| Extracted records |

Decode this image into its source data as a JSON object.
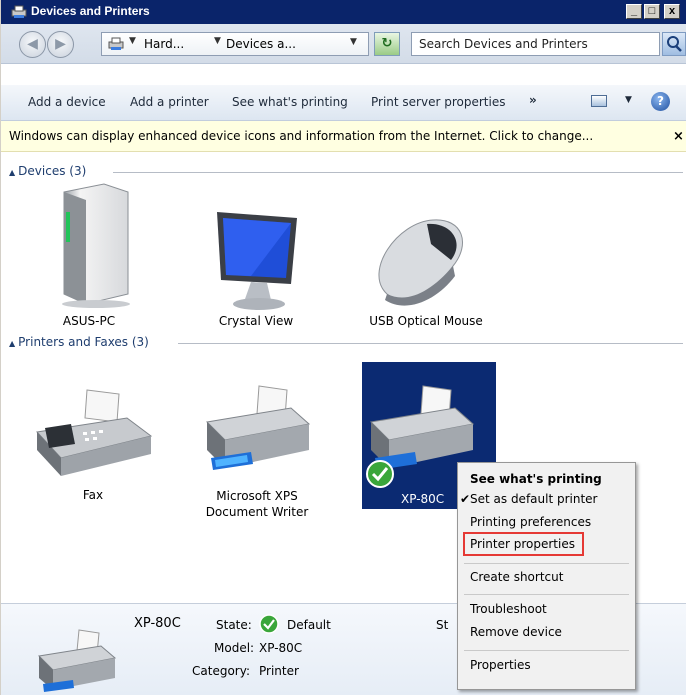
{
  "window": {
    "title": "Devices and Printers"
  },
  "titlebar_buttons": {
    "minimize": "_",
    "maximize": "□",
    "close": "x"
  },
  "address": {
    "crumbs": [
      "Hard...",
      "Devices a..."
    ],
    "search_placeholder": "Search Devices and Printers"
  },
  "toolbar": {
    "items": [
      "Add a device",
      "Add a printer",
      "See what's printing",
      "Print server properties"
    ],
    "more": "»",
    "help": "?"
  },
  "infobar": {
    "message": "Windows can display enhanced device icons and information from the Internet. Click to change...",
    "close": "×"
  },
  "groups": {
    "devices": {
      "header": "Devices (3)",
      "items": [
        "ASUS-PC",
        "Crystal View",
        "USB Optical Mouse"
      ]
    },
    "printers": {
      "header": "Printers and Faxes (3)",
      "items": [
        "Fax",
        "Microsoft XPS Document Writer",
        "XP-80C"
      ]
    }
  },
  "context_menu": {
    "items": [
      {
        "label": "See what's printing",
        "bold": true
      },
      {
        "label": "Set as default printer",
        "checked": true
      },
      {
        "label": "Printing preferences"
      },
      {
        "label": "Printer properties",
        "highlighted": true
      },
      {
        "label": "Create shortcut"
      },
      {
        "label": "Troubleshoot"
      },
      {
        "label": "Remove device"
      },
      {
        "label": "Properties"
      }
    ]
  },
  "details": {
    "name": "XP-80C",
    "state_label": "State:",
    "state_value": "Default",
    "model_label": "Model:",
    "model_value": "XP-80C",
    "category_label": "Category:",
    "category_value": "Printer",
    "status_label": "St"
  },
  "colors": {
    "titlebar": "#0a246a",
    "selection": "#0b2a72",
    "highlight_box": "#e53935",
    "infobar": "#ffffe1"
  }
}
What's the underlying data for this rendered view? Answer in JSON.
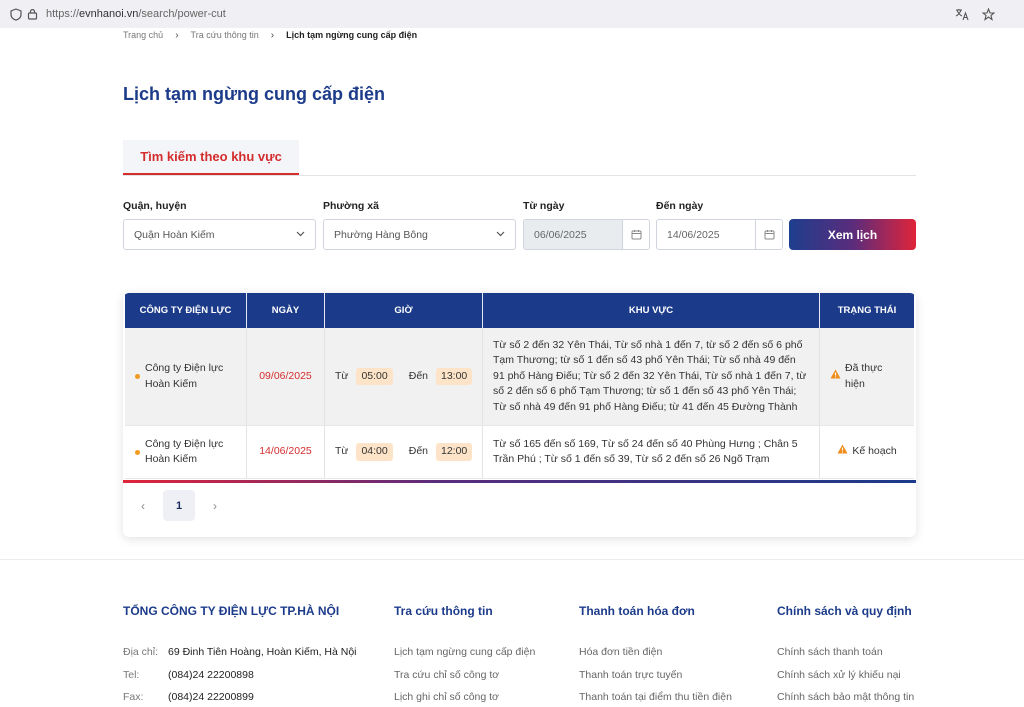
{
  "browser": {
    "url_protocol": "https://",
    "url_domain": "evnhanoi.vn",
    "url_path": "/search/power-cut"
  },
  "breadcrumb": {
    "items": [
      "Trang chủ",
      "Tra cứu thông tin",
      "Lịch tạm ngừng cung cấp điện"
    ]
  },
  "page": {
    "title": "Lịch tạm ngừng cung cấp điện"
  },
  "tabs": {
    "active": "Tìm kiếm theo khu vực"
  },
  "filters": {
    "district_label": "Quận, huyện",
    "district_value": "Quận Hoàn Kiếm",
    "ward_label": "Phường xã",
    "ward_value": "Phường Hàng Bông",
    "from_label": "Từ ngày",
    "from_value": "06/06/2025",
    "to_label": "Đến ngày",
    "to_value": "14/06/2025",
    "submit_label": "Xem lịch"
  },
  "table": {
    "headers": [
      "CÔNG TY ĐIỆN LỰC",
      "NGÀY",
      "GIỜ",
      "KHU VỰC",
      "TRẠNG THÁI"
    ],
    "rows": [
      {
        "company_line1": "Công ty Điện lực",
        "company_line2": "Hoàn Kiếm",
        "date": "09/06/2025",
        "from_word": "Từ",
        "from_time": "05:00",
        "to_word": "Đến",
        "to_time": "13:00",
        "area": "Từ số 2 đến 32 Yên Thái, Từ số nhà 1 đến 7, từ số 2 đến số 6 phố Tạm Thương; từ số 1 đến số 43 phố Yên Thái; Từ số nhà 49 đến 91 phố Hàng Điếu; Từ số 2 đến 32 Yên Thái, Từ số nhà 1 đến 7, từ số 2 đến số 6 phố Tạm Thương; từ số 1 đến số 43 phố Yên Thái; Từ số nhà 49 đến 91 phố Hàng Điếu; từ 41 đến 45 Đường Thành",
        "status": "Đã thực hiện"
      },
      {
        "company_line1": "Công ty Điện lực",
        "company_line2": "Hoàn Kiếm",
        "date": "14/06/2025",
        "from_word": "Từ",
        "from_time": "04:00",
        "to_word": "Đến",
        "to_time": "12:00",
        "area": "Từ số 165 đến số 169, Từ số 24 đến số 40 Phùng Hưng ; Chân 5 Trần Phú ; Từ số 1 đến số 39, Từ số 2 đến số 26 Ngõ Trạm",
        "status": "Kế hoạch"
      }
    ]
  },
  "pagination": {
    "current": "1"
  },
  "footer": {
    "company_title": "TỔNG CÔNG TY ĐIỆN LỰC TP.HÀ NỘI",
    "address_label": "Địa chỉ:",
    "address_value": "69 Đinh Tiên Hoàng, Hoàn Kiếm, Hà Nội",
    "tel_label": "Tel:",
    "tel_value": "(084)24 22200898",
    "fax_label": "Fax:",
    "fax_value": "(084)24 22200899",
    "col2_title": "Tra cứu thông tin",
    "col2_links": [
      "Lịch tạm ngừng cung cấp điện",
      "Tra cứu chỉ số công tơ",
      "Lịch ghi chỉ số công tơ"
    ],
    "col3_title": "Thanh toán hóa đơn",
    "col3_links": [
      "Hóa đơn tiền điện",
      "Thanh toán trực tuyến",
      "Thanh toán tại điểm thu tiền điện"
    ],
    "col4_title": "Chính sách và quy định",
    "col4_links": [
      "Chính sách thanh toán",
      "Chính sách xử lý khiếu nại",
      "Chính sách bảo mật thông tin"
    ]
  },
  "colors": {
    "brand_blue": "#1b3b8a",
    "accent_red": "#d42d2d",
    "time_pill": "#fde4c8",
    "warning": "#f08c1a"
  }
}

| Work to be completed |
Make a verbatim copy of all the entries and strip out the pictures.

| Answer for the task |
Decode this image into its source data as a JSON object.
{
  "window": {
    "title": "Devices and Printers"
  },
  "titlebar_buttons": {
    "minimize": "_",
    "maximize": "□",
    "close": "x"
  },
  "address": {
    "crumbs": [
      "Hard...",
      "Devices a..."
    ],
    "search_placeholder": "Search Devices and Printers"
  },
  "toolbar": {
    "items": [
      "Add a device",
      "Add a printer",
      "See what's printing",
      "Print server properties"
    ],
    "more": "»",
    "help": "?"
  },
  "infobar": {
    "message": "Windows can display enhanced device icons and information from the Internet. Click to change...",
    "close": "×"
  },
  "groups": {
    "devices": {
      "header": "Devices (3)",
      "items": [
        "ASUS-PC",
        "Crystal View",
        "USB Optical Mouse"
      ]
    },
    "printers": {
      "header": "Printers and Faxes (3)",
      "items": [
        "Fax",
        "Microsoft XPS Document Writer",
        "XP-80C"
      ]
    }
  },
  "context_menu": {
    "items": [
      {
        "label": "See what's printing",
        "bold": true
      },
      {
        "label": "Set as default printer",
        "checked": true
      },
      {
        "label": "Printing preferences"
      },
      {
        "label": "Printer properties",
        "highlighted": true
      },
      {
        "label": "Create shortcut"
      },
      {
        "label": "Troubleshoot"
      },
      {
        "label": "Remove device"
      },
      {
        "label": "Properties"
      }
    ]
  },
  "details": {
    "name": "XP-80C",
    "state_label": "State:",
    "state_value": "Default",
    "model_label": "Model:",
    "model_value": "XP-80C",
    "category_label": "Category:",
    "category_value": "Printer",
    "status_label": "St"
  },
  "colors": {
    "titlebar": "#0a246a",
    "selection": "#0b2a72",
    "highlight_box": "#e53935",
    "infobar": "#ffffe1"
  }
}
What's the underlying data for this rendered view? Answer in JSON.
{
  "browser": {
    "url_protocol": "https://",
    "url_domain": "evnhanoi.vn",
    "url_path": "/search/power-cut"
  },
  "breadcrumb": {
    "items": [
      "Trang chủ",
      "Tra cứu thông tin",
      "Lịch tạm ngừng cung cấp điện"
    ]
  },
  "page": {
    "title": "Lịch tạm ngừng cung cấp điện"
  },
  "tabs": {
    "active": "Tìm kiếm theo khu vực"
  },
  "filters": {
    "district_label": "Quận, huyện",
    "district_value": "Quận Hoàn Kiếm",
    "ward_label": "Phường xã",
    "ward_value": "Phường Hàng Bông",
    "from_label": "Từ ngày",
    "from_value": "06/06/2025",
    "to_label": "Đến ngày",
    "to_value": "14/06/2025",
    "submit_label": "Xem lịch"
  },
  "table": {
    "headers": [
      "CÔNG TY ĐIỆN LỰC",
      "NGÀY",
      "GIỜ",
      "KHU VỰC",
      "TRẠNG THÁI"
    ],
    "rows": [
      {
        "company_line1": "Công ty Điện lực",
        "company_line2": "Hoàn Kiếm",
        "date": "09/06/2025",
        "from_word": "Từ",
        "from_time": "05:00",
        "to_word": "Đến",
        "to_time": "13:00",
        "area": "Từ số 2 đến 32 Yên Thái, Từ số nhà 1 đến 7, từ số 2 đến số 6 phố Tạm Thương; từ số 1 đến số 43 phố Yên Thái; Từ số nhà 49 đến 91 phố Hàng Điếu; Từ số 2 đến 32 Yên Thái, Từ số nhà 1 đến 7, từ số 2 đến số 6 phố Tạm Thương; từ số 1 đến số 43 phố Yên Thái; Từ số nhà 49 đến 91 phố Hàng Điếu; từ 41 đến 45 Đường Thành",
        "status": "Đã thực hiện"
      },
      {
        "company_line1": "Công ty Điện lực",
        "company_line2": "Hoàn Kiếm",
        "date": "14/06/2025",
        "from_word": "Từ",
        "from_time": "04:00",
        "to_word": "Đến",
        "to_time": "12:00",
        "area": "Từ số 165 đến số 169, Từ số 24 đến số 40 Phùng Hưng ; Chân 5 Trần Phú ; Từ số 1 đến số 39, Từ số 2 đến số 26 Ngõ Trạm",
        "status": "Kế hoạch"
      }
    ]
  },
  "pagination": {
    "current": "1"
  },
  "footer": {
    "company_title": "TỔNG CÔNG TY ĐIỆN LỰC TP.HÀ NỘI",
    "address_label": "Địa chỉ:",
    "address_value": "69 Đinh Tiên Hoàng, Hoàn Kiếm, Hà Nội",
    "tel_label": "Tel:",
    "tel_value": "(084)24 22200898",
    "fax_label": "Fax:",
    "fax_value": "(084)24 22200899",
    "col2_title": "Tra cứu thông tin",
    "col2_links": [
      "Lịch tạm ngừng cung cấp điện",
      "Tra cứu chỉ số công tơ",
      "Lịch ghi chỉ số công tơ"
    ],
    "col3_title": "Thanh toán hóa đơn",
    "col3_links": [
      "Hóa đơn tiền điện",
      "Thanh toán trực tuyến",
      "Thanh toán tại điểm thu tiền điện"
    ],
    "col4_title": "Chính sách và quy định",
    "col4_links": [
      "Chính sách thanh toán",
      "Chính sách xử lý khiếu nại",
      "Chính sách bảo mật thông tin"
    ]
  },
  "colors": {
    "brand_blue": "#1b3b8a",
    "accent_red": "#d42d2d",
    "time_pill": "#fde4c8",
    "warning": "#f08c1a"
  }
}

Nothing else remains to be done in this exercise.